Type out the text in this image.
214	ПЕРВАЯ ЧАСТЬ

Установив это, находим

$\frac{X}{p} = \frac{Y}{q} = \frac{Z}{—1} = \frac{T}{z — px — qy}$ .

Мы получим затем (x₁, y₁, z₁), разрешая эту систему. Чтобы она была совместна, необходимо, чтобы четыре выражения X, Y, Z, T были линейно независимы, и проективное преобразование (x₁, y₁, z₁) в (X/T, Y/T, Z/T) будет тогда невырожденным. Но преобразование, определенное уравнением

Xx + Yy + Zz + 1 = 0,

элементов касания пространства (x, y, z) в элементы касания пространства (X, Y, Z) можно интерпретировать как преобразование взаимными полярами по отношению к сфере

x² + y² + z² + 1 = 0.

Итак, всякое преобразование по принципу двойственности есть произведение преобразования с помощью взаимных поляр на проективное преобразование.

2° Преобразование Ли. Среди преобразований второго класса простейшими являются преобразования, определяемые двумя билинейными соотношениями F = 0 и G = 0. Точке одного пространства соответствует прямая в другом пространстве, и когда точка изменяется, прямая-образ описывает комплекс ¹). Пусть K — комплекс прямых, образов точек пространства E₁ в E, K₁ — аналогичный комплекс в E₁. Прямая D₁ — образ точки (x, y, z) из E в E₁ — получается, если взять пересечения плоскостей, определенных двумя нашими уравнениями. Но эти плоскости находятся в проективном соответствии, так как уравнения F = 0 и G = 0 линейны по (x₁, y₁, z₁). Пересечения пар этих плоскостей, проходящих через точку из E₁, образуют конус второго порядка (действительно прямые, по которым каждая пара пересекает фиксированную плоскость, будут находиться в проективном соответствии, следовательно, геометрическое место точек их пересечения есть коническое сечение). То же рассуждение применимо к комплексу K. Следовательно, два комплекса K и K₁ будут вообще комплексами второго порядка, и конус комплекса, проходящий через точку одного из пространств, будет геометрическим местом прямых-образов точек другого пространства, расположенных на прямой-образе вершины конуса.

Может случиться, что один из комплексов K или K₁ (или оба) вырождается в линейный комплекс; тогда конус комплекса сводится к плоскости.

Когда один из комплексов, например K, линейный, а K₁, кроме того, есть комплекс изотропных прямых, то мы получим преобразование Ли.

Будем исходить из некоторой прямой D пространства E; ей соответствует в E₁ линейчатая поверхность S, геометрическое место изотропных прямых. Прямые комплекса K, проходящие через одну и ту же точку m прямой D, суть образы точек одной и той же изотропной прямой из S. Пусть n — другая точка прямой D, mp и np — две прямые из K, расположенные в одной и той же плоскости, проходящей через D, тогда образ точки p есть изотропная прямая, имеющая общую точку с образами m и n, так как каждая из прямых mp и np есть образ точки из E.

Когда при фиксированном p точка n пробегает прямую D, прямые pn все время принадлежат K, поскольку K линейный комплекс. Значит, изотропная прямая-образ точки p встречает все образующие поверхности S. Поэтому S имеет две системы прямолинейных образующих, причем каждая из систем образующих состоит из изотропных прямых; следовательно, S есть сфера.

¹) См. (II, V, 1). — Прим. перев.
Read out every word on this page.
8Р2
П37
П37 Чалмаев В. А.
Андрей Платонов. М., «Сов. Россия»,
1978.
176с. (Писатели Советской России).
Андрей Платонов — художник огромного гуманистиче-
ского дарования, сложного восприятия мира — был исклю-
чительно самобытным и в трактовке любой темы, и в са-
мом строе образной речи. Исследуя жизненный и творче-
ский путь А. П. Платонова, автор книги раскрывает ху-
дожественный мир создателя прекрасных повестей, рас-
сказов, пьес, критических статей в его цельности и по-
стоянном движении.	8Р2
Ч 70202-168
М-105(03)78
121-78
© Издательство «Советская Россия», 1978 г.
^^^^^^^^^^^^^^^^
Where a line holds "точку", copy that line.

Reply to the task:
2° Преобразование Ли. Среди преобразований второго класса простейшими являются преобразования, определяемые двумя билинейными соотношениями F = 0 и G = 0. Точке одного пространства соответствует прямая в другом пространстве, и когда точка изменяется, прямая-образ описывает комплекс ¹). Пусть K — комплекс прямых, образов точек пространства E₁ в E, K₁ — аналогичный комплекс в E₁. Прямая D₁ — образ точки (x, y, z) из E в E₁ — получается, если взять пересечения плоскостей, определенных двумя нашими уравнениями. Но эти плоскости находятся в проективном соответствии, так как уравнения F = 0 и G = 0 линейны по (x₁, y₁, z₁). Пересечения пар этих плоскостей, проходящих через точку из E₁, образуют конус второго порядка (действительно прямые, по которым каждая пара пересекает фиксированную плоскость, будут находиться в проективном соответствии, следовательно, геометрическое место точек их пересечения есть коническое сечение). То же рассуждение применимо к комплексу K. Следовательно, два комплекса K и K₁ будут вообще комплексами второго порядка, и конус комплекса, проходящий через точку одного из пространств, будет геометрическим местом прямых-образов точек другого пространства, расположенных на прямой-образе вершины конуса.
Будем исходить из некоторой прямой D пространства E; ей соответствует в E₁ линейчатая поверхность S, геометрическое место изотропных прямых. Прямые комплекса K, проходящие через одну и ту же точку m прямой D, суть образы точек одной и той же изотропной прямой из S. Пусть n — другая точка прямой D, mp и np — две прямые из K, расположенные в одной и той же плоскости, проходящей через D, тогда образ точки p есть изотропная прямая, имеющая общую точку с образами m и n, так как каждая из прямых mp и np есть образ точки из E.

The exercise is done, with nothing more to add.